==== TASK MATERIAL ====

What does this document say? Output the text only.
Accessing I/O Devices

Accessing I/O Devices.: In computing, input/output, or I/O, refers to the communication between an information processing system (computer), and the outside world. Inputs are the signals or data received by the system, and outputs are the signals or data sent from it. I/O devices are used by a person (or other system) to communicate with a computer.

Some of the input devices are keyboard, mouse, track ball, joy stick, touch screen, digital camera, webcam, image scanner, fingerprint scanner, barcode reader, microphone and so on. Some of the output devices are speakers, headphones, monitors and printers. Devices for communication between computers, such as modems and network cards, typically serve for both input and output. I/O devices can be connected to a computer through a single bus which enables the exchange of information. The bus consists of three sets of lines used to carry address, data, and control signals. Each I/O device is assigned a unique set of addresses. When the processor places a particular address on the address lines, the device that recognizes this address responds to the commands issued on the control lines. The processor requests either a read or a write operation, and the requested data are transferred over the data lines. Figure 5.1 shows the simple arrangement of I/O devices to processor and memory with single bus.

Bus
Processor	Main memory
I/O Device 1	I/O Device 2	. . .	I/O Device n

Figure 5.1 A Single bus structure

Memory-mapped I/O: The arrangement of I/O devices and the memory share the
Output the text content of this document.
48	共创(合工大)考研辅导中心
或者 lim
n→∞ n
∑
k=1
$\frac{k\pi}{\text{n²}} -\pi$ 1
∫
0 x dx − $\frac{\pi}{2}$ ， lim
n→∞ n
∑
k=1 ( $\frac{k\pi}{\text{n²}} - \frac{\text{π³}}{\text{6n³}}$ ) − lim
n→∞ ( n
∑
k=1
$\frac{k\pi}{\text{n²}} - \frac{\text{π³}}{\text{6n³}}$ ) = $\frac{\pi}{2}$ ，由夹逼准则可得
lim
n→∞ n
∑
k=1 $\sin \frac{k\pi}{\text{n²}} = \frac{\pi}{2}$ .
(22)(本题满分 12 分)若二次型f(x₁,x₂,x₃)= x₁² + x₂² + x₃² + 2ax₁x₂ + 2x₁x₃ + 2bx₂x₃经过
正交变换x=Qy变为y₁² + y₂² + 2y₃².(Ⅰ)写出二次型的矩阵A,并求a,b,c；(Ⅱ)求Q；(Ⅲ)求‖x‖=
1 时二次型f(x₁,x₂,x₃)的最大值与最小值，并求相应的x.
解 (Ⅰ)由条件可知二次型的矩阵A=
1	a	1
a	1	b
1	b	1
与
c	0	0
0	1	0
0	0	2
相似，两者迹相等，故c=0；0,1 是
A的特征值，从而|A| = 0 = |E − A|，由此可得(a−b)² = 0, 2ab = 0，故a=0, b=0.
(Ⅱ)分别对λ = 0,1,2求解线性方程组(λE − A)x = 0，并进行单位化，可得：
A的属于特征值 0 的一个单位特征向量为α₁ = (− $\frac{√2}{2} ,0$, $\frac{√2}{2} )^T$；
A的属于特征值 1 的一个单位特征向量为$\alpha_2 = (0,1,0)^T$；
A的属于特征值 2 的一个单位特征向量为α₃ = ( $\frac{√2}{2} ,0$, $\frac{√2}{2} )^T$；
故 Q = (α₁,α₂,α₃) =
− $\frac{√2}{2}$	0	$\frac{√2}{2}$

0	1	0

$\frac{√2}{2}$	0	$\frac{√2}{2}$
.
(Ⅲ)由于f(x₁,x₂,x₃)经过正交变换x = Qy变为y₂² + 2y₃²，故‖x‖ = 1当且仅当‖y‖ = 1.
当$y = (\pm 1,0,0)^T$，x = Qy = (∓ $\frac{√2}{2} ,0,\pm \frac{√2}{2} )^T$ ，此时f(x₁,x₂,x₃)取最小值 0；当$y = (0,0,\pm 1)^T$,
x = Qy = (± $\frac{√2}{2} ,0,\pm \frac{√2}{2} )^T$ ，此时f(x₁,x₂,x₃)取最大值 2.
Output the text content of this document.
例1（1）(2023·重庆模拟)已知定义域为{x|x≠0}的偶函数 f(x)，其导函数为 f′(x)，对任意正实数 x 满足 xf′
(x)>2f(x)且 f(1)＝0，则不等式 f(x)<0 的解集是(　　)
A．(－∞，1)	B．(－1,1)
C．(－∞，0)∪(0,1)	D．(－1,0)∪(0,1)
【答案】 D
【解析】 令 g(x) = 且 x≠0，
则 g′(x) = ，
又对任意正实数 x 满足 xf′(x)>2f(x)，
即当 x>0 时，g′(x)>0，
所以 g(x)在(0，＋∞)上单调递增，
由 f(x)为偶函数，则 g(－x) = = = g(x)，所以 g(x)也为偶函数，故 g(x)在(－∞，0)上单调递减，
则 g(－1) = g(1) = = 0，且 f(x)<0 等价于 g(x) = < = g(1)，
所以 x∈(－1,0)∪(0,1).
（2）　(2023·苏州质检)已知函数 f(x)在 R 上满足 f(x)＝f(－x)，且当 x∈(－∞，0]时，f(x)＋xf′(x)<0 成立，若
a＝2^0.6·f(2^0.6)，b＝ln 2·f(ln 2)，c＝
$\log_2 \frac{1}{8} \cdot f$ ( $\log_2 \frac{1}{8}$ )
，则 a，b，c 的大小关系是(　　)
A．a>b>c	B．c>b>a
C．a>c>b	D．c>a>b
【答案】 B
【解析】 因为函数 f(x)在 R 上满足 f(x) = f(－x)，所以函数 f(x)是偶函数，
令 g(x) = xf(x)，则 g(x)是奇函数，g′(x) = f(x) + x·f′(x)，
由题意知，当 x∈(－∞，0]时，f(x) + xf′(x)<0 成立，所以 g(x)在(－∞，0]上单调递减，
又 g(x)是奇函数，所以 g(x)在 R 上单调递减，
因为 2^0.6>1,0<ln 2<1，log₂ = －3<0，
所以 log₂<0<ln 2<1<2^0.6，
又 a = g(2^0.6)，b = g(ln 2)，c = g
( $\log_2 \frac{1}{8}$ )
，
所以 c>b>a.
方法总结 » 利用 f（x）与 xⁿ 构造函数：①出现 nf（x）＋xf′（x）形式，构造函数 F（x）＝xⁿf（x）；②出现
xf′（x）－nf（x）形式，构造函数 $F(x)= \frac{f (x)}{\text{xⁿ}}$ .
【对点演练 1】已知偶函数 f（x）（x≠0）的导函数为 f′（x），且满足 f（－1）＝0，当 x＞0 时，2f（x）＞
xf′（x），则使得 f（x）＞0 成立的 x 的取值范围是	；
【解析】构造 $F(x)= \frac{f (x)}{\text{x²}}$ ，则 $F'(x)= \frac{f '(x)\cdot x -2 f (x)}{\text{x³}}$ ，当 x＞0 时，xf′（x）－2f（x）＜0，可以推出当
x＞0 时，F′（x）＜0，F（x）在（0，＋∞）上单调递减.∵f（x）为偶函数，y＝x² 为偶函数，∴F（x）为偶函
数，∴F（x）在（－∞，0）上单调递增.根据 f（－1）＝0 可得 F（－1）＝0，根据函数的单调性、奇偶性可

====

→ THE REQUEST: Pick out the lines that contain "A的属于特征值" and copy them.

→ RESPONSE:
A的属于特征值 0 的一个单位特征向量为α₁ = (− $\frac{√2}{2} ,0$, $\frac{√2}{2} )^T$；
A的属于特征值 1 的一个单位特征向量为$\alpha_2 = (0,1,0)^T$；
A的属于特征值 2 的一个单位特征向量为α₃ = ( $\frac{√2}{2} ,0$, $\frac{√2}{2} )^T$；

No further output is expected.